Element placement data:
>>>>>

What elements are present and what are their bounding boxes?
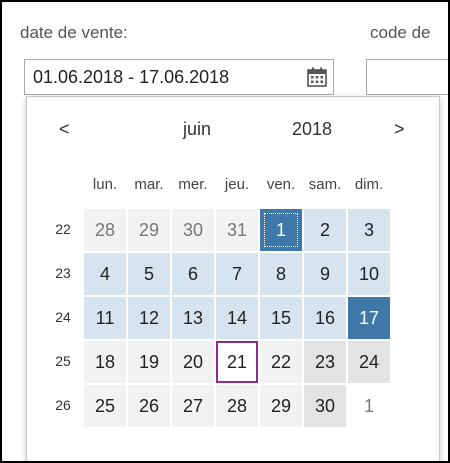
calendar-day[interactable]: 9: [304, 253, 346, 295]
calendar-day[interactable]: 5: [128, 253, 170, 295]
calendar-day[interactable]: 11: [84, 297, 126, 339]
weekday-header: jeu.: [224, 176, 250, 193]
year-selector[interactable]: 2018: [282, 119, 342, 140]
calendar-day[interactable]: 25: [84, 385, 126, 427]
calendar-day[interactable]: 31: [216, 209, 258, 251]
calendar-day[interactable]: 10: [348, 253, 390, 295]
calendar-day[interactable]: 30: [172, 209, 214, 251]
calendar-day[interactable]: 17: [348, 297, 390, 339]
calendar-day[interactable]: 4: [84, 253, 126, 295]
calendar-day[interactable]: 21: [216, 341, 258, 383]
calendar-day[interactable]: 14: [216, 297, 258, 339]
calendar-day[interactable]: 15: [260, 297, 302, 339]
calendar-day[interactable]: 1: [348, 385, 390, 427]
weekday-header: lun.: [92, 176, 118, 193]
calendar-day[interactable]: 2: [304, 209, 346, 251]
calendar-day[interactable]: 26: [128, 385, 170, 427]
prev-month-button[interactable]: <: [59, 119, 70, 140]
weekday-header: mer.: [178, 176, 208, 193]
calendar-day[interactable]: 24: [348, 341, 390, 383]
code-label: code de: [370, 23, 431, 42]
next-month-button[interactable]: >: [394, 119, 405, 140]
weekday-header: dim.: [354, 176, 384, 193]
calendar-day[interactable]: 28: [84, 209, 126, 251]
calendar-day[interactable]: 22: [260, 341, 302, 383]
calendar-day[interactable]: 7: [216, 253, 258, 295]
calendar-day[interactable]: 3: [348, 209, 390, 251]
calendar-day[interactable]: 29: [128, 209, 170, 251]
calendar-day[interactable]: 18: [84, 341, 126, 383]
calendar-day[interactable]: 27: [172, 385, 214, 427]
week-number: 25: [55, 353, 71, 369]
calendar-day[interactable]: 6: [172, 253, 214, 295]
calendar-popup: < juin 2018 > lun. mar. mer. jeu. ven. sam. di…: [26, 96, 440, 461]
calendar-day[interactable]: 20: [172, 341, 214, 383]
weekday-header: mar.: [134, 176, 164, 193]
weekday-header: sam.: [308, 176, 342, 193]
code-input[interactable]: [366, 59, 448, 95]
week-number: 26: [55, 397, 71, 413]
calendar-day[interactable]: 13: [172, 297, 214, 339]
calendar-day[interactable]: 12: [128, 297, 170, 339]
calendar-day[interactable]: 28: [216, 385, 258, 427]
calendar-day[interactable]: 8: [260, 253, 302, 295]
week-number: 23: [55, 265, 71, 281]
month-selector[interactable]: juin: [162, 119, 232, 140]
date-range-input[interactable]: 01.06.2018 - 17.06.2018: [24, 59, 334, 95]
calendar-day[interactable]: 29: [260, 385, 302, 427]
sale-date-label: date de vente:: [20, 23, 128, 42]
weekday-header: ven.: [266, 176, 296, 193]
date-range-value[interactable]: 01.06.2018 - 17.06.2018: [33, 67, 229, 88]
calendar-day[interactable]: 16: [304, 297, 346, 339]
calendar-day[interactable]: 23: [304, 341, 346, 383]
calendar-icon[interactable]: [305, 65, 329, 89]
calendar-day[interactable]: 1: [260, 209, 302, 251]
calendar-day[interactable]: 30: [304, 385, 346, 427]
week-number: 24: [55, 309, 71, 325]
date-filter-panel: date de vente: code de 01.06.2018 - 17.0…: [0, 0, 450, 463]
week-number: 22: [55, 221, 71, 237]
calendar-day[interactable]: 19: [128, 341, 170, 383]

<<<<<

TO DO:
Rename "weekday-header" to "day-name-header" in the lines starting at the one containing "calendar-day[interactable]: 9: [304, 253, 346, 295]" and ending at the one containing "calendar-day[interactable]: 28: [84, 209, 126, 251]". Return only those lines, with nothing else changed.

PROBLEM SOLUTION:
calendar-day[interactable]: 9: [304, 253, 346, 295]
calendar-day[interactable]: 5: [128, 253, 170, 295]
calendar-day[interactable]: 11: [84, 297, 126, 339]
day-name-header: jeu.: [224, 176, 250, 193]
year-selector[interactable]: 2018: [282, 119, 342, 140]
calendar-day[interactable]: 25: [84, 385, 126, 427]
calendar-day[interactable]: 31: [216, 209, 258, 251]
calendar-day[interactable]: 10: [348, 253, 390, 295]
calendar-day[interactable]: 30: [172, 209, 214, 251]
calendar-day[interactable]: 17: [348, 297, 390, 339]
calendar-day[interactable]: 4: [84, 253, 126, 295]
calendar-day[interactable]: 21: [216, 341, 258, 383]
calendar-day[interactable]: 14: [216, 297, 258, 339]
calendar-day[interactable]: 15: [260, 297, 302, 339]
calendar-day[interactable]: 1: [348, 385, 390, 427]
day-name-header: lun.: [92, 176, 118, 193]
calendar-day[interactable]: 2: [304, 209, 346, 251]
calendar-day[interactable]: 26: [128, 385, 170, 427]
prev-month-button[interactable]: <: [59, 119, 70, 140]
day-name-header: mer.: [178, 176, 208, 193]
calendar-day[interactable]: 24: [348, 341, 390, 383]
code-label: code de: [370, 23, 431, 42]
next-month-button[interactable]: >: [394, 119, 405, 140]
day-name-header: dim.: [354, 176, 384, 193]
calendar-day[interactable]: 28: [84, 209, 126, 251]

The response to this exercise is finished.